TASK MATERIAL:
================
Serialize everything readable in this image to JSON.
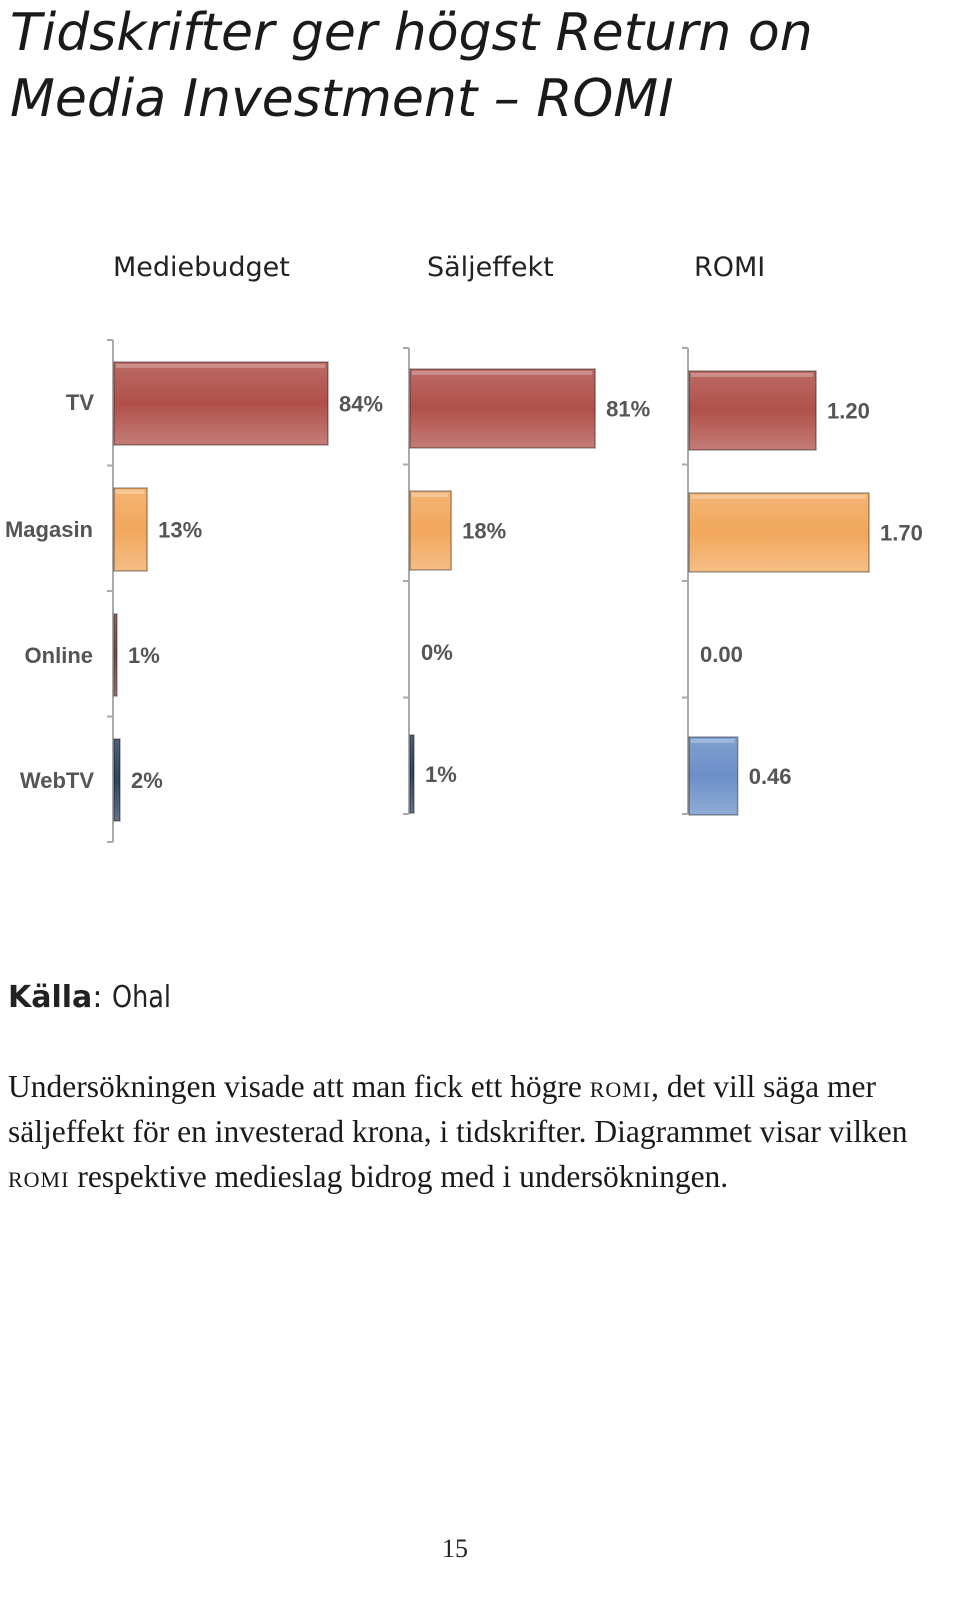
{
  "page": {
    "title_line1": "Tidskrifter ger högst Return on",
    "title_line2": "Media Investment – ROMI",
    "source_label": "Källa",
    "source_value": "Ohal",
    "body": {
      "part1": "Undersökningen visade att man fick ett högre ",
      "romi1": "ROMI",
      "part2": ", det vill säga mer säljeffekt för en investerad krona, i tidskrifter. Diagrammet visar vilken ",
      "romi2": "ROMI",
      "part3": " respektive medieslag bidrog med i undersökningen."
    },
    "page_number": "15"
  },
  "chart_data": [
    {
      "type": "bar",
      "orientation": "horizontal",
      "title": "Mediebudget",
      "categories": [
        "TV",
        "Magasin",
        "Online",
        "WebTV"
      ],
      "values": [
        84,
        13,
        1,
        2
      ],
      "labels": [
        "84%",
        "13%",
        "1%",
        "2%"
      ],
      "xlim": [
        0,
        84
      ]
    },
    {
      "type": "bar",
      "orientation": "horizontal",
      "title": "Säljeffekt",
      "categories": [
        "TV",
        "Magasin",
        "Online",
        "WebTV"
      ],
      "values": [
        81,
        18,
        0,
        1
      ],
      "labels": [
        "81%",
        "18%",
        "0%",
        "1%"
      ],
      "xlim": [
        0,
        84
      ]
    },
    {
      "type": "bar",
      "orientation": "horizontal",
      "title": "ROMI",
      "categories": [
        "TV",
        "Magasin",
        "Online",
        "WebTV"
      ],
      "values": [
        1.2,
        1.7,
        0.0,
        0.46
      ],
      "labels": [
        "1.20",
        "1.70",
        "0.00",
        "0.46"
      ],
      "xlim": [
        0,
        1.7
      ]
    }
  ],
  "colors": {
    "TV": "#b0504a",
    "Magasin": "#f2a75c",
    "Online": "#7a5040",
    "WebTV_budget": "#2e4560",
    "WebTV_romi": "#6b8fc8"
  }
}
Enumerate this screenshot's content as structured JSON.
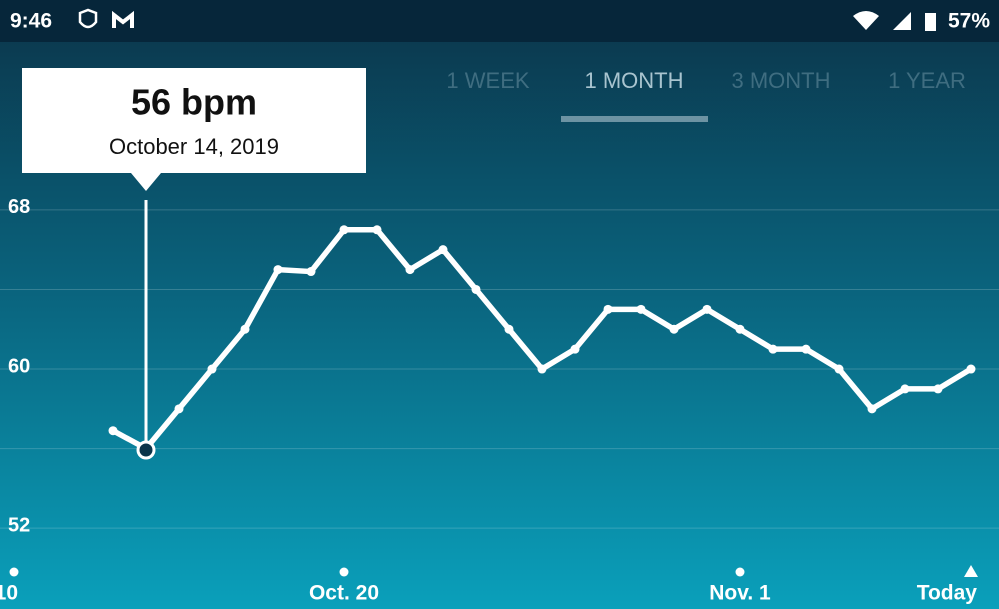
{
  "status_bar": {
    "time": "9:46",
    "battery": "57%"
  },
  "tabs": [
    "1 WEEK",
    "1 MONTH",
    "3 MONTH",
    "1 YEAR"
  ],
  "tooltip": {
    "value": "56 bpm",
    "date": "October 14, 2019"
  },
  "chart_data": {
    "type": "line",
    "categories": [
      "10",
      null,
      null,
      null,
      null,
      null,
      null,
      null,
      null,
      null,
      "Oct. 20",
      null,
      null,
      null,
      null,
      null,
      null,
      null,
      null,
      null,
      null,
      null,
      "Nov. 1",
      null,
      null,
      null,
      null,
      null,
      null,
      "Today"
    ],
    "series": [
      {
        "color": "#ffffff",
        "values": [
          null,
          null,
          null,
          56.9,
          56,
          58,
          60,
          62,
          65,
          64.9,
          67,
          67,
          65,
          66,
          64,
          62,
          60,
          61,
          63,
          63,
          62,
          63,
          62,
          61,
          61,
          60,
          58,
          59,
          59,
          60
        ]
      }
    ],
    "ylim": [
      50.4,
      69
    ],
    "yticks": [
      52,
      60,
      68
    ],
    "minor_yticks": [
      56,
      64
    ],
    "grid": true
  }
}
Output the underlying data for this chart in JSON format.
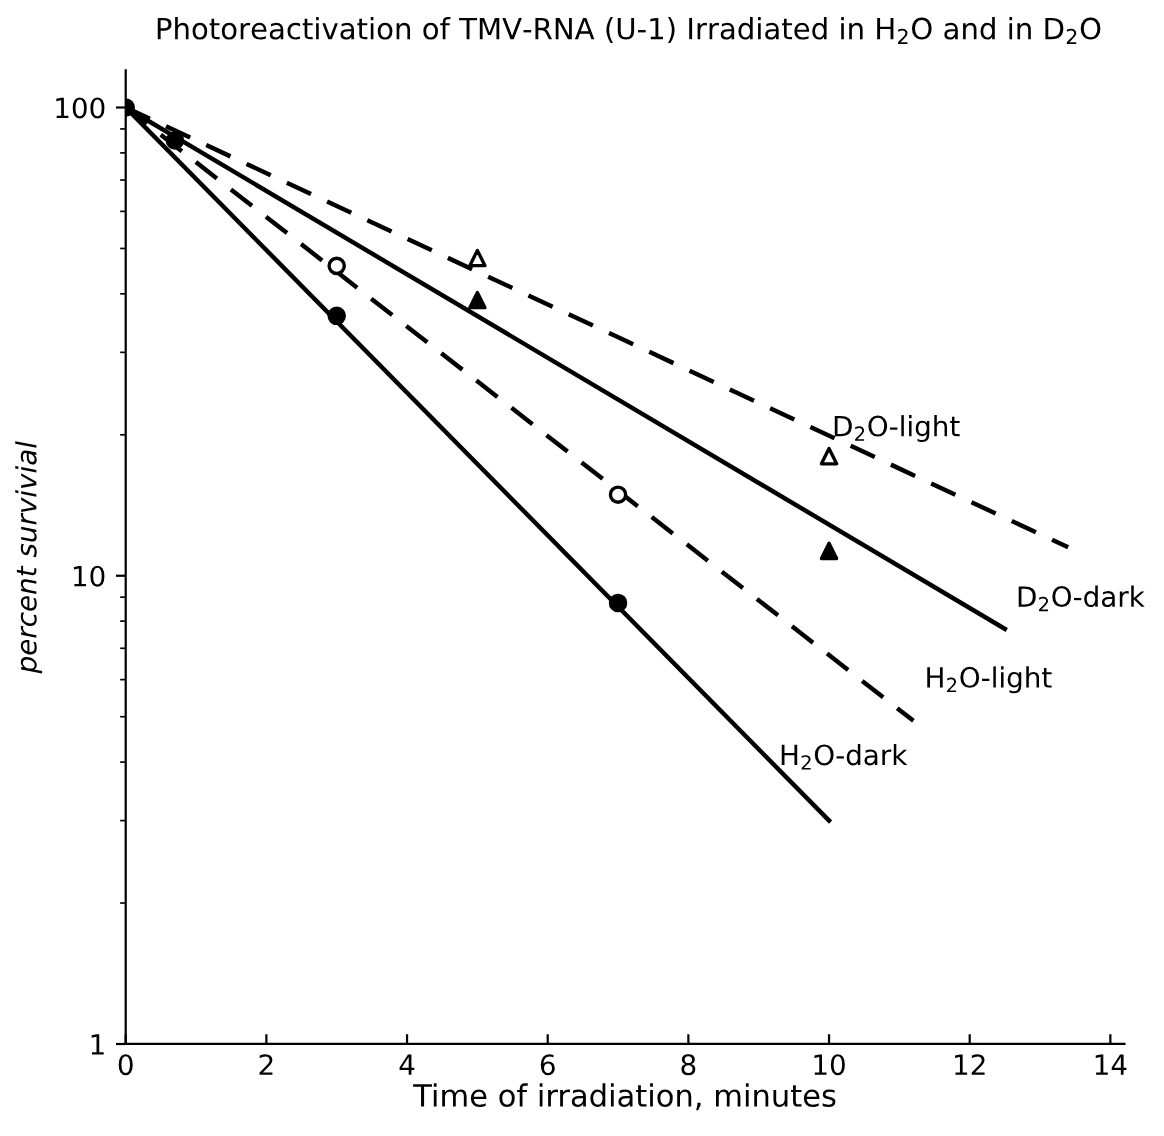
{
  "chart_data": {
    "type": "line",
    "title": "Photoreactivation of TMV-RNA (U-1) Irradiated in H$_{2}$O and in D$_{2}$O",
    "xlabel": "Time of irradiation, minutes",
    "ylabel": "percent survivial",
    "log": "y",
    "xlim": [
      0,
      14.2
    ],
    "ylim": [
      1,
      120
    ],
    "xticks": [
      0,
      2,
      4,
      6,
      8,
      10,
      12,
      14
    ],
    "yticks": [
      1,
      10,
      100
    ],
    "grid": false,
    "legend": false,
    "series": [
      {
        "name": "D$_{2}$O-light",
        "line_style": "dashed",
        "color": "#000000",
        "x": [
          0,
          13.4
        ],
        "values": [
          100,
          11.5
        ]
      },
      {
        "name": "D$_{2}$O-dark",
        "line_style": "solid",
        "color": "#000000",
        "x": [
          0,
          12.5
        ],
        "values": [
          100,
          7.7
        ]
      },
      {
        "name": "H$_{2}$O-light",
        "line_style": "dashed",
        "color": "#000000",
        "x": [
          0,
          11.2
        ],
        "values": [
          100,
          4.9
        ]
      },
      {
        "name": "H$_{2}$O-dark",
        "line_style": "solid",
        "color": "#000000",
        "x": [
          0,
          10
        ],
        "values": [
          100,
          3.0
        ]
      },
      {
        "type": "scatter",
        "marker": "triangle",
        "color": "#ffffff",
        "x": [
          5,
          10
        ],
        "values": [
          47.7,
          18
        ]
      },
      {
        "type": "scatter",
        "marker": "triangle",
        "color": "#000000",
        "x": [
          5,
          10
        ],
        "values": [
          38.8,
          11.3
        ]
      },
      {
        "type": "scatter",
        "marker": "circle",
        "color": "#ffffff",
        "x": [
          3,
          7
        ],
        "values": [
          45.9,
          14.9
        ]
      },
      {
        "type": "scatter",
        "marker": "circle",
        "color": "#000000",
        "x": [
          0,
          0.7,
          3,
          7
        ],
        "values": [
          100,
          85,
          35.9,
          8.75
        ]
      }
    ]
  }
}
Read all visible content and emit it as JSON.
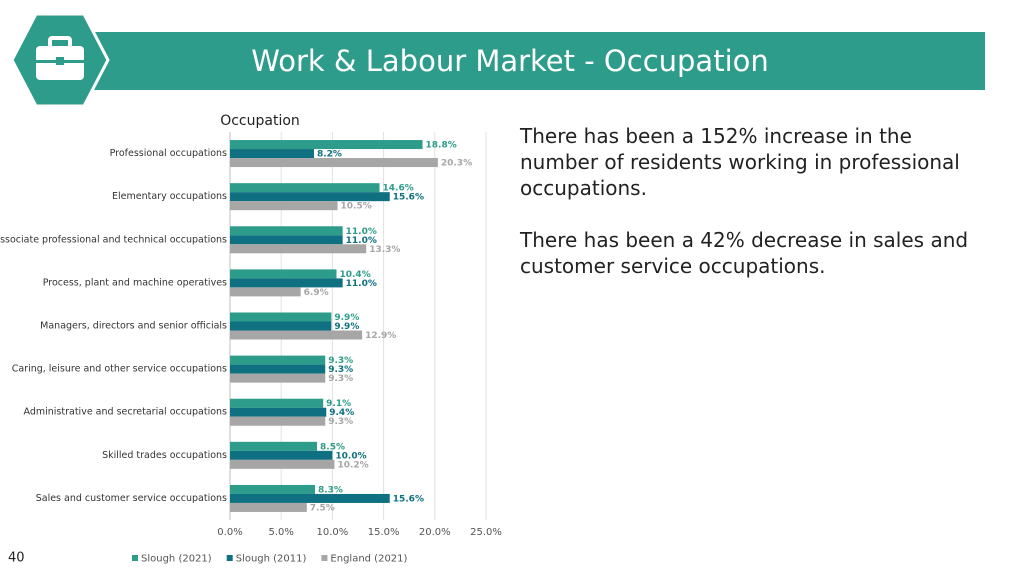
{
  "header": {
    "title": "Work & Labour Market - Occupation"
  },
  "chart_data": {
    "type": "hbar",
    "title": "Occupation",
    "categories": [
      "Professional occupations",
      "Elementary occupations",
      "Associate professional and technical occupations",
      "Process, plant and machine operatives",
      "Managers, directors and senior officials",
      "Caring, leisure and other service occupations",
      "Administrative and secretarial occupations",
      "Skilled trades occupations",
      "Sales and customer service occupations"
    ],
    "series": [
      {
        "name": "Slough (2021)",
        "color": "#2e9c8a",
        "values": [
          18.8,
          14.6,
          11.0,
          10.4,
          9.9,
          9.3,
          9.1,
          8.5,
          8.3
        ],
        "value_labels": [
          "18.8%",
          "14.6%",
          "11.0%",
          "10.4%",
          "9.9%",
          "9.3%",
          "9.1%",
          "8.5%",
          "8.3%"
        ]
      },
      {
        "name": "Slough (2011)",
        "color": "#0e7080",
        "values": [
          8.2,
          15.6,
          11.0,
          11.0,
          9.9,
          9.3,
          9.4,
          10.0,
          15.6
        ],
        "value_labels": [
          "8.2%",
          "15.6%",
          "11.0%",
          "11.0%",
          "9.9%",
          "9.3%",
          "9.4%",
          "10.0%",
          "15.6%"
        ]
      },
      {
        "name": "England (2021)",
        "color": "#a6a6a6",
        "values": [
          20.3,
          10.5,
          13.3,
          6.9,
          12.9,
          9.3,
          9.3,
          10.2,
          7.5
        ],
        "value_labels": [
          "20.3%",
          "10.5%",
          "13.3%",
          "6.9%",
          "12.9%",
          "9.3%",
          "9.3%",
          "10.2%",
          "7.5%"
        ]
      }
    ],
    "xlim": [
      0,
      25
    ],
    "xticks": [
      {
        "value": 0,
        "label": "0.0%"
      },
      {
        "value": 5,
        "label": "5.0%"
      },
      {
        "value": 10,
        "label": "10.0%"
      },
      {
        "value": 15,
        "label": "15.0%"
      },
      {
        "value": 20,
        "label": "20.0%"
      },
      {
        "value": 25,
        "label": "25.0%"
      }
    ],
    "grid": true,
    "legend": "bottom"
  },
  "text": [
    "There has been a 152% increase in the number of residents working in professional occupations.",
    "There has been a 42% decrease in sales and customer service occupations."
  ],
  "page_number": "40"
}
================
REQUIRED TASK: Retype everything in the material word for word, minus pictures.

REPLY TO THE EXERCISE:
Serialize everything readable in this image to JSON.
{
  "page": {
    "title_line1": "Tidskrifter ger högst Return on",
    "title_line2": "Media Investment – ROMI",
    "source_label": "Källa",
    "source_value": "Ohal",
    "body": {
      "part1": "Undersökningen visade att man fick ett högre ",
      "romi1": "ROMI",
      "part2": ", det vill säga mer säljeffekt för en investerad krona, i tidskrifter. Diagrammet visar vilken ",
      "romi2": "ROMI",
      "part3": " respektive medieslag bidrog med i undersökningen."
    },
    "page_number": "15"
  },
  "chart_data": [
    {
      "type": "bar",
      "orientation": "horizontal",
      "title": "Mediebudget",
      "categories": [
        "TV",
        "Magasin",
        "Online",
        "WebTV"
      ],
      "values": [
        84,
        13,
        1,
        2
      ],
      "labels": [
        "84%",
        "13%",
        "1%",
        "2%"
      ],
      "xlim": [
        0,
        84
      ]
    },
    {
      "type": "bar",
      "orientation": "horizontal",
      "title": "Säljeffekt",
      "categories": [
        "TV",
        "Magasin",
        "Online",
        "WebTV"
      ],
      "values": [
        81,
        18,
        0,
        1
      ],
      "labels": [
        "81%",
        "18%",
        "0%",
        "1%"
      ],
      "xlim": [
        0,
        84
      ]
    },
    {
      "type": "bar",
      "orientation": "horizontal",
      "title": "ROMI",
      "categories": [
        "TV",
        "Magasin",
        "Online",
        "WebTV"
      ],
      "values": [
        1.2,
        1.7,
        0.0,
        0.46
      ],
      "labels": [
        "1.20",
        "1.70",
        "0.00",
        "0.46"
      ],
      "xlim": [
        0,
        1.7
      ]
    }
  ],
  "colors": {
    "TV": "#b0504a",
    "Magasin": "#f2a75c",
    "Online": "#7a5040",
    "WebTV_budget": "#2e4560",
    "WebTV_romi": "#6b8fc8"
  }
}
Enumerate this screenshot's content as structured JSON.
{
  "status_bar": {
    "time": "9:46",
    "battery": "57%"
  },
  "tabs": [
    "1 WEEK",
    "1 MONTH",
    "3 MONTH",
    "1 YEAR"
  ],
  "tooltip": {
    "value": "56 bpm",
    "date": "October 14, 2019"
  },
  "chart_data": {
    "type": "line",
    "categories": [
      "10",
      null,
      null,
      null,
      null,
      null,
      null,
      null,
      null,
      null,
      "Oct. 20",
      null,
      null,
      null,
      null,
      null,
      null,
      null,
      null,
      null,
      null,
      null,
      "Nov. 1",
      null,
      null,
      null,
      null,
      null,
      null,
      "Today"
    ],
    "series": [
      {
        "color": "#ffffff",
        "values": [
          null,
          null,
          null,
          56.9,
          56,
          58,
          60,
          62,
          65,
          64.9,
          67,
          67,
          65,
          66,
          64,
          62,
          60,
          61,
          63,
          63,
          62,
          63,
          62,
          61,
          61,
          60,
          58,
          59,
          59,
          60
        ]
      }
    ],
    "ylim": [
      50.4,
      69
    ],
    "yticks": [
      52,
      60,
      68
    ],
    "minor_yticks": [
      56,
      64
    ],
    "grid": true
  }
}
Output the underlying data for this chart in JSON format.
{
  "chart_data": {
    "type": "line",
    "title": "Photoreactivation of TMV-RNA (U-1) Irradiated in H$_{2}$O and in D$_{2}$O",
    "xlabel": "Time of irradiation, minutes",
    "ylabel": "percent survivial",
    "log": "y",
    "xlim": [
      0,
      14.2
    ],
    "ylim": [
      1,
      120
    ],
    "xticks": [
      0,
      2,
      4,
      6,
      8,
      10,
      12,
      14
    ],
    "yticks": [
      1,
      10,
      100
    ],
    "grid": false,
    "legend": false,
    "series": [
      {
        "name": "D$_{2}$O-light",
        "line_style": "dashed",
        "color": "#000000",
        "x": [
          0,
          13.4
        ],
        "values": [
          100,
          11.5
        ]
      },
      {
        "name": "D$_{2}$O-dark",
        "line_style": "solid",
        "color": "#000000",
        "x": [
          0,
          12.5
        ],
        "values": [
          100,
          7.7
        ]
      },
      {
        "name": "H$_{2}$O-light",
        "line_style": "dashed",
        "color": "#000000",
        "x": [
          0,
          11.2
        ],
        "values": [
          100,
          4.9
        ]
      },
      {
        "name": "H$_{2}$O-dark",
        "line_style": "solid",
        "color": "#000000",
        "x": [
          0,
          10
        ],
        "values": [
          100,
          3.0
        ]
      },
      {
        "type": "scatter",
        "marker": "triangle",
        "color": "#ffffff",
        "x": [
          5,
          10
        ],
        "values": [
          47.7,
          18
        ]
      },
      {
        "type": "scatter",
        "marker": "triangle",
        "color": "#000000",
        "x": [
          5,
          10
        ],
        "values": [
          38.8,
          11.3
        ]
      },
      {
        "type": "scatter",
        "marker": "circle",
        "color": "#ffffff",
        "x": [
          3,
          7
        ],
        "values": [
          45.9,
          14.9
        ]
      },
      {
        "type": "scatter",
        "marker": "circle",
        "color": "#000000",
        "x": [
          0,
          0.7,
          3,
          7
        ],
        "values": [
          100,
          85,
          35.9,
          8.75
        ]
      }
    ]
  }
}
Read all visible content and emit it as JSON.
{
  "header": {
    "title": "Work & Labour Market - Occupation"
  },
  "chart_data": {
    "type": "hbar",
    "title": "Occupation",
    "categories": [
      "Professional occupations",
      "Elementary occupations",
      "Associate professional and technical occupations",
      "Process, plant and machine operatives",
      "Managers, directors and senior officials",
      "Caring, leisure and other service occupations",
      "Administrative and secretarial occupations",
      "Skilled trades occupations",
      "Sales and customer service occupations"
    ],
    "series": [
      {
        "name": "Slough (2021)",
        "color": "#2e9c8a",
        "values": [
          18.8,
          14.6,
          11.0,
          10.4,
          9.9,
          9.3,
          9.1,
          8.5,
          8.3
        ],
        "value_labels": [
          "18.8%",
          "14.6%",
          "11.0%",
          "10.4%",
          "9.9%",
          "9.3%",
          "9.1%",
          "8.5%",
          "8.3%"
        ]
      },
      {
        "name": "Slough (2011)",
        "color": "#0e7080",
        "values": [
          8.2,
          15.6,
          11.0,
          11.0,
          9.9,
          9.3,
          9.4,
          10.0,
          15.6
        ],
        "value_labels": [
          "8.2%",
          "15.6%",
          "11.0%",
          "11.0%",
          "9.9%",
          "9.3%",
          "9.4%",
          "10.0%",
          "15.6%"
        ]
      },
      {
        "name": "England (2021)",
        "color": "#a6a6a6",
        "values": [
          20.3,
          10.5,
          13.3,
          6.9,
          12.9,
          9.3,
          9.3,
          10.2,
          7.5
        ],
        "value_labels": [
          "20.3%",
          "10.5%",
          "13.3%",
          "6.9%",
          "12.9%",
          "9.3%",
          "9.3%",
          "10.2%",
          "7.5%"
        ]
      }
    ],
    "xlim": [
      0,
      25
    ],
    "xticks": [
      {
        "value": 0,
        "label": "0.0%"
      },
      {
        "value": 5,
        "label": "5.0%"
      },
      {
        "value": 10,
        "label": "10.0%"
      },
      {
        "value": 15,
        "label": "15.0%"
      },
      {
        "value": 20,
        "label": "20.0%"
      },
      {
        "value": 25,
        "label": "25.0%"
      }
    ],
    "grid": true,
    "legend": "bottom"
  },
  "text": [
    "There has been a 152% increase in the number of residents working in professional occupations.",
    "There has been a 42% decrease in sales and customer service occupations."
  ],
  "page_number": "40"
}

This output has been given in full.